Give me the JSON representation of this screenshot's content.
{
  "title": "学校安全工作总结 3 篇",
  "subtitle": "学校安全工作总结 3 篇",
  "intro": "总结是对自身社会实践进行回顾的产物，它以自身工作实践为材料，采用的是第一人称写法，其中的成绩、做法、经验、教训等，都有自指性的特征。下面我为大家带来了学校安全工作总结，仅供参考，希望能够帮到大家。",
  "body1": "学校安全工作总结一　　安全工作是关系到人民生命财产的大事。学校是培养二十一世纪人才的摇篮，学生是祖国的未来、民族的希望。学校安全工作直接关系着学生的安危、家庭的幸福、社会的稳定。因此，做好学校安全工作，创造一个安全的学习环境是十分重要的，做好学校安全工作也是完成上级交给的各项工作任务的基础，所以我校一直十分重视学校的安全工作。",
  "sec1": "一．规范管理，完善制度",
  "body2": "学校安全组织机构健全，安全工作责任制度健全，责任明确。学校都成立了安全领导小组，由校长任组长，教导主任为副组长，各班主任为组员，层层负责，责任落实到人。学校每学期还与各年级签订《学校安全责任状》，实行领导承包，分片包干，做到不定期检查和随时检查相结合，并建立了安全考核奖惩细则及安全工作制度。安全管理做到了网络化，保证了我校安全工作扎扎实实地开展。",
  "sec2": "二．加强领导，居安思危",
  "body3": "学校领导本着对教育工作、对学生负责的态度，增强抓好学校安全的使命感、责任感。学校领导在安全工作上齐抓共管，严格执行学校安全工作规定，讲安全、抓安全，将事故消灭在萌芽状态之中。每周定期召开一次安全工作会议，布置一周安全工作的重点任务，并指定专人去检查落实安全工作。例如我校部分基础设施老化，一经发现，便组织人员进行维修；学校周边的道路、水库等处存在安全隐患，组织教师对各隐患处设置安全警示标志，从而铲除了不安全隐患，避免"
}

Exercise aim: Restate each entry exactly, skipping none.

Task result:
Give me the JSON representation of this screenshot's content.
{
  "title": "学校安全工作总结 3 篇",
  "subtitle": "学校安全工作总结 3 篇",
  "intro": "总结是对自身社会实践进行回顾的产物，它以自身工作实践为材料，采用的是第一人称写法，其中的成绩、做法、经验、教训等，都有自指性的特征。下面我为大家带来了学校安全工作总结，仅供参考，希望能够帮到大家。",
  "body1": "学校安全工作总结一　　安全工作是关系到人民生命财产的大事。学校是培养二十一世纪人才的摇篮，学生是祖国的未来、民族的希望。学校安全工作直接关系着学生的安危、家庭的幸福、社会的稳定。因此，做好学校安全工作，创造一个安全的学习环境是十分重要的，做好学校安全工作也是完成上级交给的各项工作任务的基础，所以我校一直十分重视学校的安全工作。",
  "sec1": "一．规范管理，完善制度",
  "body2": "学校安全组织机构健全，安全工作责任制度健全，责任明确。学校都成立了安全领导小组，由校长任组长，教导主任为副组长，各班主任为组员，层层负责，责任落实到人。学校每学期还与各年级签订《学校安全责任状》，实行领导承包，分片包干，做到不定期检查和随时检查相结合，并建立了安全考核奖惩细则及安全工作制度。安全管理做到了网络化，保证了我校安全工作扎扎实实地开展。",
  "sec2": "二．加强领导，居安思危",
  "body3": "学校领导本着对教育工作、对学生负责的态度，增强抓好学校安全的使命感、责任感。学校领导在安全工作上齐抓共管，严格执行学校安全工作规定，讲安全、抓安全，将事故消灭在萌芽状态之中。每周定期召开一次安全工作会议，布置一周安全工作的重点任务，并指定专人去检查落实安全工作。例如我校部分基础设施老化，一经发现，便组织人员进行维修；学校周边的道路、水库等处存在安全隐患，组织教师对各隐患处设置安全警示标志，从而铲除了不安全隐患，避免"
}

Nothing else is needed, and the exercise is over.